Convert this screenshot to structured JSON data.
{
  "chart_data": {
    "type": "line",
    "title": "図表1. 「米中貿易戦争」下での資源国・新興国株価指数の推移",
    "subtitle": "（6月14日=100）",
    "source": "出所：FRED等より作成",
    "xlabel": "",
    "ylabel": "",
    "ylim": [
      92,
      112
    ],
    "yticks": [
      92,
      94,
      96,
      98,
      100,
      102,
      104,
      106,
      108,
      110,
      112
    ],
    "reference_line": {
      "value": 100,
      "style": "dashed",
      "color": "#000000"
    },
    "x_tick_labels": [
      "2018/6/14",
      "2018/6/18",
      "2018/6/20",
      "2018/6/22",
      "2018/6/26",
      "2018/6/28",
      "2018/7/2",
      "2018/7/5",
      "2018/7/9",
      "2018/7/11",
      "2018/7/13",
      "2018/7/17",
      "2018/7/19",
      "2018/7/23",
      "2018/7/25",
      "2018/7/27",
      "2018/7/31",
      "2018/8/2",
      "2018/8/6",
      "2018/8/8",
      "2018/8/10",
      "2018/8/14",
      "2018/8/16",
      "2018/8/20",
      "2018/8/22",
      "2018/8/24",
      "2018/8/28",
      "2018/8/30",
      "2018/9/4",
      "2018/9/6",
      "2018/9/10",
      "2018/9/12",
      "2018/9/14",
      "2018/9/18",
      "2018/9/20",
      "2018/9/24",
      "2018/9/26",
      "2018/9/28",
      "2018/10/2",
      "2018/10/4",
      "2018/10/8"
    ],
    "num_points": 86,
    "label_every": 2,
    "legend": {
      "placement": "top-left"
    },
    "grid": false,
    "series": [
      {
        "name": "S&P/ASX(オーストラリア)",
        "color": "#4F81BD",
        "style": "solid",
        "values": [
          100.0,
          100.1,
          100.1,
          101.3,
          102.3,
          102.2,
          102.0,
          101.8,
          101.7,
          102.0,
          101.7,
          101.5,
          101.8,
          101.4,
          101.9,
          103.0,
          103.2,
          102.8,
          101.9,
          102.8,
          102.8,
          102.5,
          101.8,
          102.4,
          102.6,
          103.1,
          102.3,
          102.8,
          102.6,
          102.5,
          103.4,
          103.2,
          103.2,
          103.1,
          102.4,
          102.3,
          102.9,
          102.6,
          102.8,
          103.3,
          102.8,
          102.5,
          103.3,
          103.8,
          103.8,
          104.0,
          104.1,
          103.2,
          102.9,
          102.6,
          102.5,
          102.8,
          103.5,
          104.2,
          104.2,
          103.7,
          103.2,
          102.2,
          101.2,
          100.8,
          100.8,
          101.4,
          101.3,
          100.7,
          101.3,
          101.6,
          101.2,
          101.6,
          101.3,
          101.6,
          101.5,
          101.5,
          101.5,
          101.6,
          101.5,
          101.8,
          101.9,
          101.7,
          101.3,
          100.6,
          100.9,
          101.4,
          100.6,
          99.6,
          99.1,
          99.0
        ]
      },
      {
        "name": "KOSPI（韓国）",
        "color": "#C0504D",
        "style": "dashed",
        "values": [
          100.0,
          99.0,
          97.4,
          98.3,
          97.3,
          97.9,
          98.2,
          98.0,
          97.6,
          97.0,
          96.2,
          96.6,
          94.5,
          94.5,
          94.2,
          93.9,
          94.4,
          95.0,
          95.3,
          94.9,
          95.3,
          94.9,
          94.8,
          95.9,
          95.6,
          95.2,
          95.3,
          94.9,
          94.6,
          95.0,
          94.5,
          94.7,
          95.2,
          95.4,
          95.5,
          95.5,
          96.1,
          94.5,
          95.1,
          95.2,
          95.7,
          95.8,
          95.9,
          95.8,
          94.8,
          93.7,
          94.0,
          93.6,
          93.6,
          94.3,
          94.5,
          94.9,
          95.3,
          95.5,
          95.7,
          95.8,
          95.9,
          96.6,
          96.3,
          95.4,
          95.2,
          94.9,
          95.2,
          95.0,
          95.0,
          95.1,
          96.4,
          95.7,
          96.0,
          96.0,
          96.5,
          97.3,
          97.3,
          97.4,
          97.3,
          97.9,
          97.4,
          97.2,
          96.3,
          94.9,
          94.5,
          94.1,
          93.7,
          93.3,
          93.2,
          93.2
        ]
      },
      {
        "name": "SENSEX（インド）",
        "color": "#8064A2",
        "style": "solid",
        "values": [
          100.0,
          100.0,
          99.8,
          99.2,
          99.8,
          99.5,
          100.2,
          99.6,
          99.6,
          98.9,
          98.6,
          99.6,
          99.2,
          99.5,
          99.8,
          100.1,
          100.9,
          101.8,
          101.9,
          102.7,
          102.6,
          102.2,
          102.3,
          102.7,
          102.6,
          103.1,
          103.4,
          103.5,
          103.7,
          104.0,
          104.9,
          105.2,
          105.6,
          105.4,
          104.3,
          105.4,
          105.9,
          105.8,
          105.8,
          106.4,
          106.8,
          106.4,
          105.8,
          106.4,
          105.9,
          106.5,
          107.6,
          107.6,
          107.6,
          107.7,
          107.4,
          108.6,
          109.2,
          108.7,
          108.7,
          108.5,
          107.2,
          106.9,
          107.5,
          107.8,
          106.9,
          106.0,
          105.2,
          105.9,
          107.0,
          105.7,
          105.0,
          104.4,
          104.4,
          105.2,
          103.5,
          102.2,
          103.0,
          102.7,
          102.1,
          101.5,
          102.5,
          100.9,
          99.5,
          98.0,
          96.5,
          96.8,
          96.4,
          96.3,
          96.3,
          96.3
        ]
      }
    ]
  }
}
________________________
__TO BE DONE__. From the preceding material, extract every line exactly.

__EXERCISE OUTPUT__.
Convert this screenshot to structured JSON data.
{
  "chart_data": {
    "type": "line",
    "title": "図表1. 「米中貿易戦争」下での資源国・新興国株価指数の推移",
    "subtitle": "（6月14日=100）",
    "source": "出所：FRED等より作成",
    "xlabel": "",
    "ylabel": "",
    "ylim": [
      92,
      112
    ],
    "yticks": [
      92,
      94,
      96,
      98,
      100,
      102,
      104,
      106,
      108,
      110,
      112
    ],
    "reference_line": {
      "value": 100,
      "style": "dashed",
      "color": "#000000"
    },
    "x_tick_labels": [
      "2018/6/14",
      "2018/6/18",
      "2018/6/20",
      "2018/6/22",
      "2018/6/26",
      "2018/6/28",
      "2018/7/2",
      "2018/7/5",
      "2018/7/9",
      "2018/7/11",
      "2018/7/13",
      "2018/7/17",
      "2018/7/19",
      "2018/7/23",
      "2018/7/25",
      "2018/7/27",
      "2018/7/31",
      "2018/8/2",
      "2018/8/6",
      "2018/8/8",
      "2018/8/10",
      "2018/8/14",
      "2018/8/16",
      "2018/8/20",
      "2018/8/22",
      "2018/8/24",
      "2018/8/28",
      "2018/8/30",
      "2018/9/4",
      "2018/9/6",
      "2018/9/10",
      "2018/9/12",
      "2018/9/14",
      "2018/9/18",
      "2018/9/20",
      "2018/9/24",
      "2018/9/26",
      "2018/9/28",
      "2018/10/2",
      "2018/10/4",
      "2018/10/8"
    ],
    "num_points": 86,
    "label_every": 2,
    "legend": {
      "placement": "top-left"
    },
    "grid": false,
    "series": [
      {
        "name": "S&P/ASX(オーストラリア)",
        "color": "#4F81BD",
        "style": "solid",
        "values": [
          100.0,
          100.1,
          100.1,
          101.3,
          102.3,
          102.2,
          102.0,
          101.8,
          101.7,
          102.0,
          101.7,
          101.5,
          101.8,
          101.4,
          101.9,
          103.0,
          103.2,
          102.8,
          101.9,
          102.8,
          102.8,
          102.5,
          101.8,
          102.4,
          102.6,
          103.1,
          102.3,
          102.8,
          102.6,
          102.5,
          103.4,
          103.2,
          103.2,
          103.1,
          102.4,
          102.3,
          102.9,
          102.6,
          102.8,
          103.3,
          102.8,
          102.5,
          103.3,
          103.8,
          103.8,
          104.0,
          104.1,
          103.2,
          102.9,
          102.6,
          102.5,
          102.8,
          103.5,
          104.2,
          104.2,
          103.7,
          103.2,
          102.2,
          101.2,
          100.8,
          100.8,
          101.4,
          101.3,
          100.7,
          101.3,
          101.6,
          101.2,
          101.6,
          101.3,
          101.6,
          101.5,
          101.5,
          101.5,
          101.6,
          101.5,
          101.8,
          101.9,
          101.7,
          101.3,
          100.6,
          100.9,
          101.4,
          100.6,
          99.6,
          99.1,
          99.0
        ]
      },
      {
        "name": "KOSPI（韓国）",
        "color": "#C0504D",
        "style": "dashed",
        "values": [
          100.0,
          99.0,
          97.4,
          98.3,
          97.3,
          97.9,
          98.2,
          98.0,
          97.6,
          97.0,
          96.2,
          96.6,
          94.5,
          94.5,
          94.2,
          93.9,
          94.4,
          95.0,
          95.3,
          94.9,
          95.3,
          94.9,
          94.8,
          95.9,
          95.6,
          95.2,
          95.3,
          94.9,
          94.6,
          95.0,
          94.5,
          94.7,
          95.2,
          95.4,
          95.5,
          95.5,
          96.1,
          94.5,
          95.1,
          95.2,
          95.7,
          95.8,
          95.9,
          95.8,
          94.8,
          93.7,
          94.0,
          93.6,
          93.6,
          94.3,
          94.5,
          94.9,
          95.3,
          95.5,
          95.7,
          95.8,
          95.9,
          96.6,
          96.3,
          95.4,
          95.2,
          94.9,
          95.2,
          95.0,
          95.0,
          95.1,
          96.4,
          95.7,
          96.0,
          96.0,
          96.5,
          97.3,
          97.3,
          97.4,
          97.3,
          97.9,
          97.4,
          97.2,
          96.3,
          94.9,
          94.5,
          94.1,
          93.7,
          93.3,
          93.2,
          93.2
        ]
      },
      {
        "name": "SENSEX（インド）",
        "color": "#8064A2",
        "style": "solid",
        "values": [
          100.0,
          100.0,
          99.8,
          99.2,
          99.8,
          99.5,
          100.2,
          99.6,
          99.6,
          98.9,
          98.6,
          99.6,
          99.2,
          99.5,
          99.8,
          100.1,
          100.9,
          101.8,
          101.9,
          102.7,
          102.6,
          102.2,
          102.3,
          102.7,
          102.6,
          103.1,
          103.4,
          103.5,
          103.7,
          104.0,
          104.9,
          105.2,
          105.6,
          105.4,
          104.3,
          105.4,
          105.9,
          105.8,
          105.8,
          106.4,
          106.8,
          106.4,
          105.8,
          106.4,
          105.9,
          106.5,
          107.6,
          107.6,
          107.6,
          107.7,
          107.4,
          108.6,
          109.2,
          108.7,
          108.7,
          108.5,
          107.2,
          106.9,
          107.5,
          107.8,
          106.9,
          106.0,
          105.2,
          105.9,
          107.0,
          105.7,
          105.0,
          104.4,
          104.4,
          105.2,
          103.5,
          102.2,
          103.0,
          102.7,
          102.1,
          101.5,
          102.5,
          100.9,
          99.5,
          98.0,
          96.5,
          96.8,
          96.4,
          96.3,
          96.3,
          96.3
        ]
      }
    ]
  }
}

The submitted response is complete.